Data items
════════════════

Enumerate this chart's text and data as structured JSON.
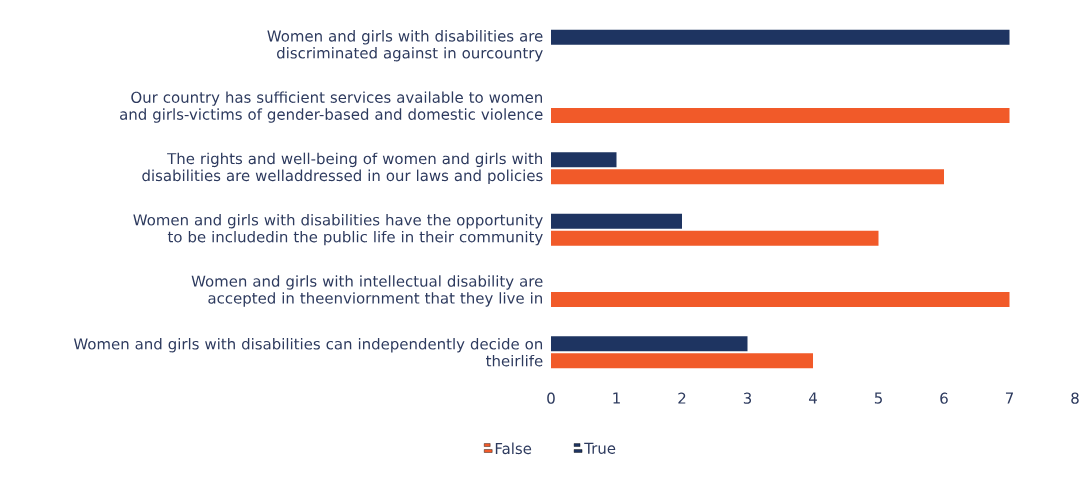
{
  "chart_data": {
    "type": "bar",
    "orientation": "horizontal",
    "categories": [
      "Women and girls with disabilities are discriminated against in ourcountry",
      "Our country has sufficient services available to women and girls-victims of gender-based and domestic violence",
      "The rights and well-being of women and girls with disabilities are welladdressed in our laws and policies",
      "Women and girls with disabilities have the opportunity to be includedin the public life in their community",
      "Women and girls with intellectual disability are accepted in theenviornment that they live in",
      "Women and girls with disabilities can independently decide on theirlife"
    ],
    "series": [
      {
        "name": "False",
        "color": "#f15a29",
        "values": [
          0,
          7,
          6,
          5,
          7,
          4
        ]
      },
      {
        "name": "True",
        "color": "#1e3461",
        "values": [
          7,
          0,
          1,
          2,
          0,
          3
        ]
      }
    ],
    "xlim": [
      0,
      8
    ],
    "xticks": [
      0,
      1,
      2,
      3,
      4,
      5,
      6,
      7,
      8
    ],
    "legend": "bottom",
    "grid": false
  }
}
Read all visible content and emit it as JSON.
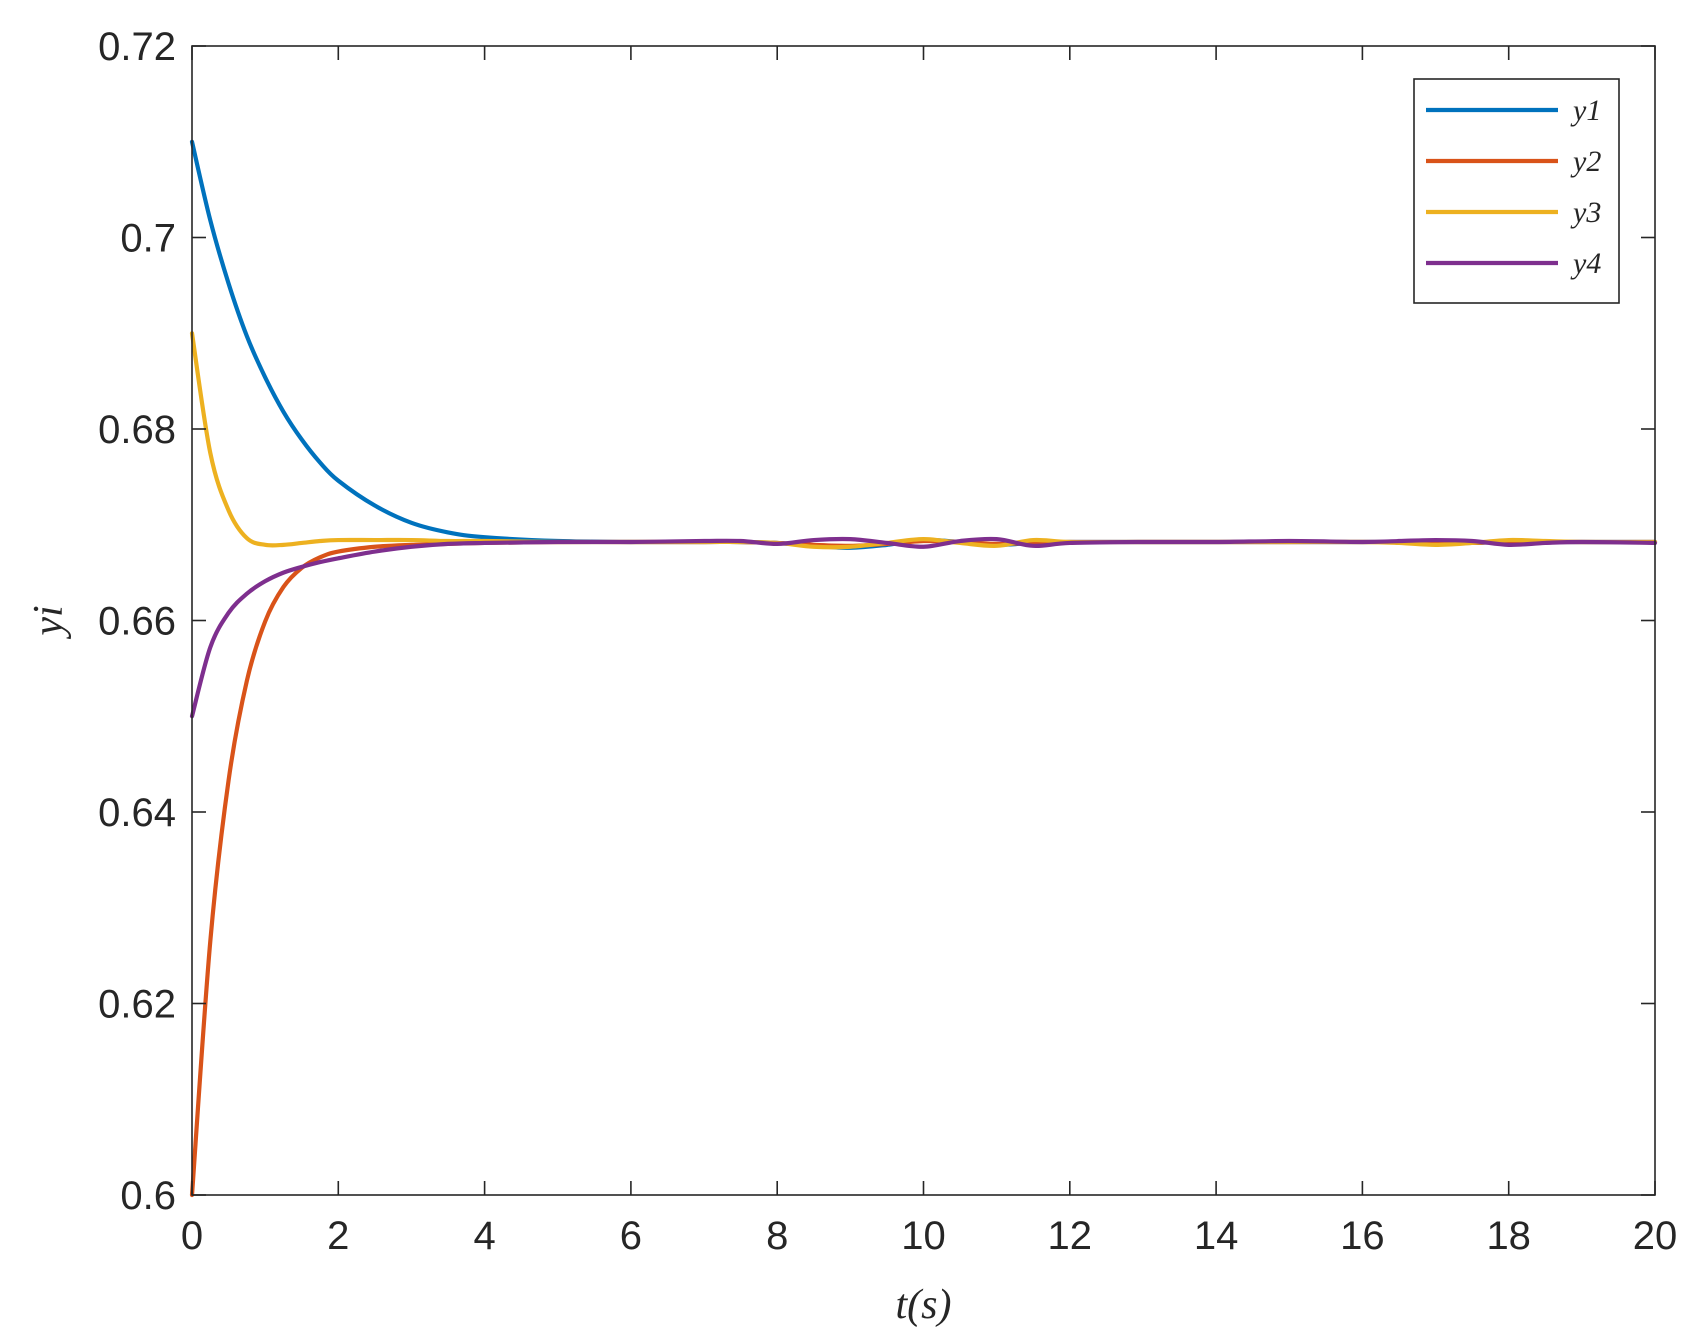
{
  "chart_data": {
    "type": "line",
    "title": "",
    "xlabel": "t(s)",
    "ylabel": "yi",
    "xlim": [
      0,
      20
    ],
    "ylim": [
      0.6,
      0.72
    ],
    "x_ticks": [
      0,
      2,
      4,
      6,
      8,
      10,
      12,
      14,
      16,
      18,
      20
    ],
    "x_tick_labels": [
      "0",
      "2",
      "4",
      "6",
      "8",
      "10",
      "12",
      "14",
      "16",
      "18",
      "20"
    ],
    "y_ticks": [
      0.6,
      0.62,
      0.64,
      0.66,
      0.68,
      0.7,
      0.72
    ],
    "y_tick_labels": [
      "0.6",
      "0.62",
      "0.64",
      "0.66",
      "0.68",
      "0.7",
      "0.72"
    ],
    "grid": false,
    "legend_position": "top-right",
    "x": [
      0,
      0.25,
      0.5,
      0.75,
      1,
      1.25,
      1.5,
      1.75,
      2,
      2.5,
      3,
      3.5,
      4,
      5,
      6,
      7,
      7.5,
      8,
      8.5,
      9,
      9.5,
      10,
      10.5,
      11,
      11.5,
      12,
      13,
      14,
      15,
      16,
      16.5,
      17,
      17.5,
      18,
      18.5,
      19,
      20
    ],
    "series": [
      {
        "name": "y1",
        "color": "#0072BD",
        "values": [
          0.71,
          0.7018,
          0.6952,
          0.6897,
          0.6854,
          0.6818,
          0.6789,
          0.6765,
          0.6746,
          0.672,
          0.6702,
          0.6692,
          0.6687,
          0.6683,
          0.6682,
          0.6682,
          0.6682,
          0.6681,
          0.6678,
          0.6676,
          0.6679,
          0.6684,
          0.6682,
          0.6679,
          0.6681,
          0.6682,
          0.6682,
          0.6682,
          0.6682,
          0.6682,
          0.6682,
          0.6681,
          0.6681,
          0.6682,
          0.6682,
          0.6682,
          0.6682
        ]
      },
      {
        "name": "y2",
        "color": "#D95319",
        "values": [
          0.6,
          0.6265,
          0.6433,
          0.6537,
          0.6599,
          0.6635,
          0.6655,
          0.6666,
          0.6672,
          0.6677,
          0.6679,
          0.668,
          0.6681,
          0.6682,
          0.6682,
          0.6682,
          0.6682,
          0.6681,
          0.6679,
          0.6678,
          0.668,
          0.6683,
          0.6682,
          0.668,
          0.6681,
          0.6682,
          0.6682,
          0.6682,
          0.6682,
          0.6682,
          0.6682,
          0.6681,
          0.6681,
          0.6682,
          0.6682,
          0.6682,
          0.6682
        ]
      },
      {
        "name": "y3",
        "color": "#EDB120",
        "values": [
          0.69,
          0.6775,
          0.6715,
          0.6686,
          0.6679,
          0.6679,
          0.6681,
          0.6683,
          0.6684,
          0.6684,
          0.6684,
          0.6683,
          0.6683,
          0.6682,
          0.6682,
          0.6682,
          0.6682,
          0.6681,
          0.6677,
          0.6677,
          0.6681,
          0.6685,
          0.6681,
          0.6678,
          0.6684,
          0.6682,
          0.6682,
          0.6682,
          0.6682,
          0.6682,
          0.6681,
          0.6679,
          0.6681,
          0.6684,
          0.6683,
          0.6682,
          0.6682
        ]
      },
      {
        "name": "y4",
        "color": "#7E2F8E",
        "values": [
          0.65,
          0.6572,
          0.6608,
          0.6628,
          0.6641,
          0.665,
          0.6656,
          0.6661,
          0.6665,
          0.6672,
          0.6677,
          0.668,
          0.6681,
          0.6682,
          0.6682,
          0.6683,
          0.6683,
          0.668,
          0.6684,
          0.6685,
          0.6681,
          0.6677,
          0.6683,
          0.6685,
          0.6678,
          0.6681,
          0.6682,
          0.6682,
          0.6683,
          0.6682,
          0.6683,
          0.6684,
          0.6683,
          0.6679,
          0.6681,
          0.6682,
          0.6681
        ]
      }
    ]
  }
}
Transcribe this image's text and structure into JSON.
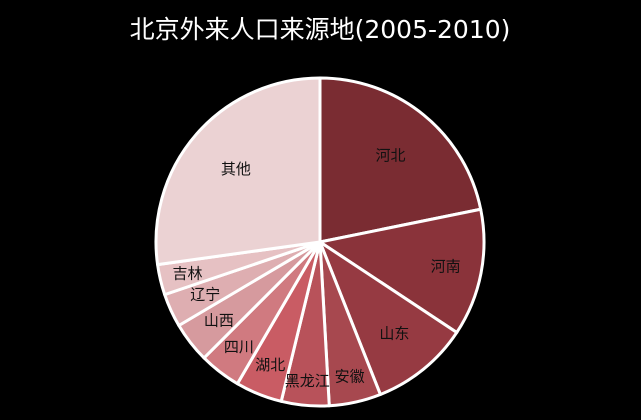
{
  "chart_data": {
    "type": "pie",
    "title": "北京外来人口来源地(2005-2010)",
    "start": "12 o'clock",
    "direction": "clockwise",
    "value_unit": "percent",
    "slices": [
      {
        "label": "河北",
        "value": 21.8,
        "color": "#7a2c32"
      },
      {
        "label": "河南",
        "value": 12.5,
        "color": "#8a333a"
      },
      {
        "label": "山东",
        "value": 9.7,
        "color": "#963a42"
      },
      {
        "label": "安徽",
        "value": 5.1,
        "color": "#a7484f"
      },
      {
        "label": "黑龙江",
        "value": 4.7,
        "color": "#b8525a"
      },
      {
        "label": "湖北",
        "value": 4.6,
        "color": "#c95c64"
      },
      {
        "label": "四川",
        "value": 4.1,
        "color": "#d07a80"
      },
      {
        "label": "山西",
        "value": 4.0,
        "color": "#d69a9e"
      },
      {
        "label": "辽宁",
        "value": 3.3,
        "color": "#deaeb1"
      },
      {
        "label": "吉林",
        "value": 3.0,
        "color": "#e6c1c3"
      },
      {
        "label": "其他",
        "value": 27.2,
        "color": "#ebd2d3"
      }
    ]
  }
}
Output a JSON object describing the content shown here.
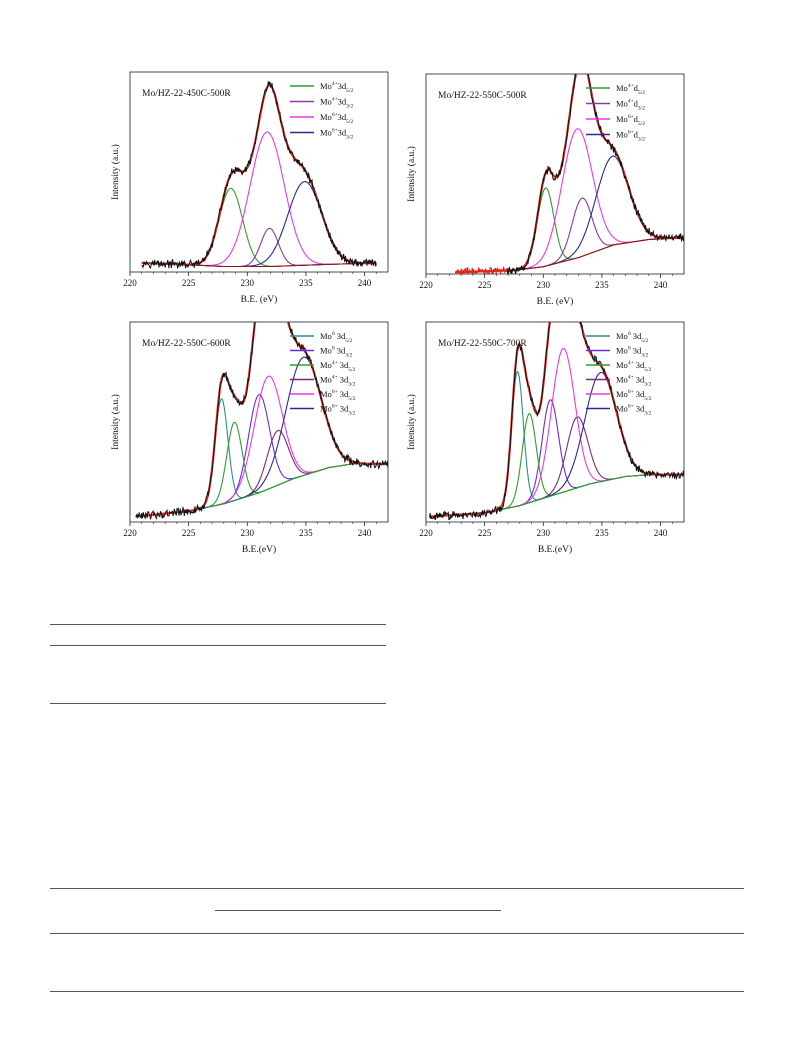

════════════════

- Work to be completed
All the records need to be repeated exactly, with the images dropped.

- Exercise response
Enumerate this chart's text and data as structured JSON.
{
  "chart_data": {
    "type": "bar",
    "orientation": "horizontal",
    "categories": [
      "Women and girls with disabilities are discriminated against in ourcountry",
      "Our country has sufficient services available to women and girls-victims of gender-based and domestic violence",
      "The rights and well-being of women and girls with disabilities are welladdressed in our laws and policies",
      "Women and girls with disabilities have the opportunity to be includedin the public life in their community",
      "Women and girls with intellectual disability are accepted in theenviornment that they live in",
      "Women and girls with disabilities can independently decide on theirlife"
    ],
    "series": [
      {
        "name": "False",
        "color": "#f15a29",
        "values": [
          0,
          7,
          6,
          5,
          7,
          4
        ]
      },
      {
        "name": "True",
        "color": "#1e3461",
        "values": [
          7,
          0,
          1,
          2,
          0,
          3
        ]
      }
    ],
    "xlim": [
      0,
      8
    ],
    "xticks": [
      0,
      1,
      2,
      3,
      4,
      5,
      6,
      7,
      8
    ],
    "legend": "bottom",
    "grid": false
  }
}
Read all visible content and emit it as JSON.
{
  "chart_data": {
    "type": "line",
    "title": "",
    "xlabel": "t(s)",
    "ylabel": "yi",
    "xlim": [
      0,
      20
    ],
    "ylim": [
      0.6,
      0.72
    ],
    "x_ticks": [
      0,
      2,
      4,
      6,
      8,
      10,
      12,
      14,
      16,
      18,
      20
    ],
    "x_tick_labels": [
      "0",
      "2",
      "4",
      "6",
      "8",
      "10",
      "12",
      "14",
      "16",
      "18",
      "20"
    ],
    "y_ticks": [
      0.6,
      0.62,
      0.64,
      0.66,
      0.68,
      0.7,
      0.72
    ],
    "y_tick_labels": [
      "0.6",
      "0.62",
      "0.64",
      "0.66",
      "0.68",
      "0.7",
      "0.72"
    ],
    "grid": false,
    "legend_position": "top-right",
    "x": [
      0,
      0.25,
      0.5,
      0.75,
      1,
      1.25,
      1.5,
      1.75,
      2,
      2.5,
      3,
      3.5,
      4,
      5,
      6,
      7,
      7.5,
      8,
      8.5,
      9,
      9.5,
      10,
      10.5,
      11,
      11.5,
      12,
      13,
      14,
      15,
      16,
      16.5,
      17,
      17.5,
      18,
      18.5,
      19,
      20
    ],
    "series": [
      {
        "name": "y1",
        "color": "#0072BD",
        "values": [
          0.71,
          0.7018,
          0.6952,
          0.6897,
          0.6854,
          0.6818,
          0.6789,
          0.6765,
          0.6746,
          0.672,
          0.6702,
          0.6692,
          0.6687,
          0.6683,
          0.6682,
          0.6682,
          0.6682,
          0.6681,
          0.6678,
          0.6676,
          0.6679,
          0.6684,
          0.6682,
          0.6679,
          0.6681,
          0.6682,
          0.6682,
          0.6682,
          0.6682,
          0.6682,
          0.6682,
          0.6681,
          0.6681,
          0.6682,
          0.6682,
          0.6682,
          0.6682
        ]
      },
      {
        "name": "y2",
        "color": "#D95319",
        "values": [
          0.6,
          0.6265,
          0.6433,
          0.6537,
          0.6599,
          0.6635,
          0.6655,
          0.6666,
          0.6672,
          0.6677,
          0.6679,
          0.668,
          0.6681,
          0.6682,
          0.6682,
          0.6682,
          0.6682,
          0.6681,
          0.6679,
          0.6678,
          0.668,
          0.6683,
          0.6682,
          0.668,
          0.6681,
          0.6682,
          0.6682,
          0.6682,
          0.6682,
          0.6682,
          0.6682,
          0.6681,
          0.6681,
          0.6682,
          0.6682,
          0.6682,
          0.6682
        ]
      },
      {
        "name": "y3",
        "color": "#EDB120",
        "values": [
          0.69,
          0.6775,
          0.6715,
          0.6686,
          0.6679,
          0.6679,
          0.6681,
          0.6683,
          0.6684,
          0.6684,
          0.6684,
          0.6683,
          0.6683,
          0.6682,
          0.6682,
          0.6682,
          0.6682,
          0.6681,
          0.6677,
          0.6677,
          0.6681,
          0.6685,
          0.6681,
          0.6678,
          0.6684,
          0.6682,
          0.6682,
          0.6682,
          0.6682,
          0.6682,
          0.6681,
          0.6679,
          0.6681,
          0.6684,
          0.6683,
          0.6682,
          0.6682
        ]
      },
      {
        "name": "y4",
        "color": "#7E2F8E",
        "values": [
          0.65,
          0.6572,
          0.6608,
          0.6628,
          0.6641,
          0.665,
          0.6656,
          0.6661,
          0.6665,
          0.6672,
          0.6677,
          0.668,
          0.6681,
          0.6682,
          0.6682,
          0.6683,
          0.6683,
          0.668,
          0.6684,
          0.6685,
          0.6681,
          0.6677,
          0.6683,
          0.6685,
          0.6678,
          0.6681,
          0.6682,
          0.6682,
          0.6683,
          0.6682,
          0.6683,
          0.6684,
          0.6683,
          0.6679,
          0.6681,
          0.6682,
          0.6681
        ]
      }
    ]
  }
}
Transcribe this image's text and structure into JSON.
{
  "chart_data": {
    "type": "pie",
    "title": "北京外来人口来源地(2005-2010)",
    "start": "12 o'clock",
    "direction": "clockwise",
    "value_unit": "percent",
    "slices": [
      {
        "label": "河北",
        "value": 21.8,
        "color": "#7a2c32"
      },
      {
        "label": "河南",
        "value": 12.5,
        "color": "#8a333a"
      },
      {
        "label": "山东",
        "value": 9.7,
        "color": "#963a42"
      },
      {
        "label": "安徽",
        "value": 5.1,
        "color": "#a7484f"
      },
      {
        "label": "黑龙江",
        "value": 4.7,
        "color": "#b8525a"
      },
      {
        "label": "湖北",
        "value": 4.6,
        "color": "#c95c64"
      },
      {
        "label": "四川",
        "value": 4.1,
        "color": "#d07a80"
      },
      {
        "label": "山西",
        "value": 4.0,
        "color": "#d69a9e"
      },
      {
        "label": "辽宁",
        "value": 3.3,
        "color": "#deaeb1"
      },
      {
        "label": "吉林",
        "value": 3.0,
        "color": "#e6c1c3"
      },
      {
        "label": "其他",
        "value": 27.2,
        "color": "#ebd2d3"
      }
    ]
  }
}
Output a JSON object describing the content shown here.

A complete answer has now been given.